Return only the number of lines holding the word "finissime".
─── Available data
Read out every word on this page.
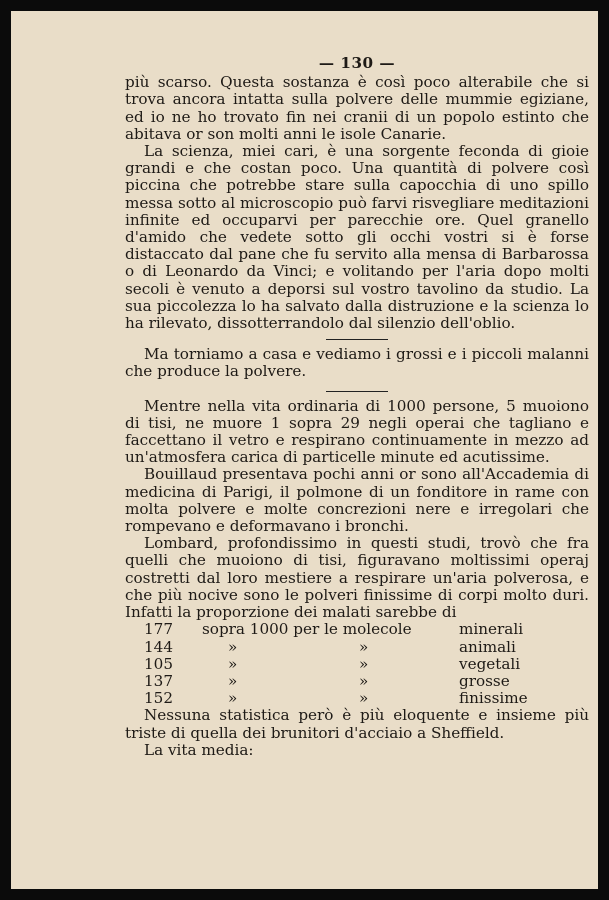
— 130 —

più scarso. Questa sostanza è così poco alterabile che si trova ancora intatta sulla polvere delle mummie egiziane, ed io ne ho trovato fin nei cranii di un popolo estinto che abitava or son molti anni le isole Canarie.

La scienza, miei cari, è una sorgente feconda di gioie grandi e che costan poco. Una quantità di polvere così piccina che potrebbe stare sulla capocchia di uno spillo messa sotto al microscopio può farvi risvegliare meditazioni infinite ed occuparvi per parecchie ore. Quel granello d'amido che vedete sotto gli occhi vostri si è forse distaccato dal pane che fu servito alla mensa di Barbarossa o di Leonardo da Vinci; e volitando per l'aria dopo molti secoli è venuto a deporsi sul vostro tavolino da studio. La sua piccolezza lo ha salvato dalla distruzione e la scienza lo ha rilevato, dissotterrandolo dal silenzio dell'oblio.

Ma torniamo a casa e vediamo i grossi e i piccoli malanni che produce la polvere.

Mentre nella vita ordinaria di 1000 persone, 5 muoiono di tisi, ne muore 1 sopra 29 negli operai che tagliano e faccettano il vetro e respirano continuamente in mezzo ad un'atmosfera carica di particelle minute ed acutissime.

Bouillaud presentava pochi anni or sono all'Accademia di medicina di Parigi, il polmone di un fonditore in rame con molta polvere e molte concrezioni nere e irregolari che rompevano e deformavano i bronchi.

Lombard, profondissimo in questi studi, trovò che fra quelli che muoiono di tisi, figuravano moltissimi operaj costretti dal loro mestiere a respirare un'aria polverosa, e che più nocive sono le polveri finissime di corpi molto duri. Infatti la proporzione dei malati sarebbe di

177	sopra 1000 per le molecole		minerali
144	»	»	animali
105	»	»	vegetali
137	»	»	grosse
152	»	»	finissime

Nessuna statistica però è più eloquente e insieme più triste di quella dei brunitori d'acciaio a Sheffield.

La vita media:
──────
Right answer:
2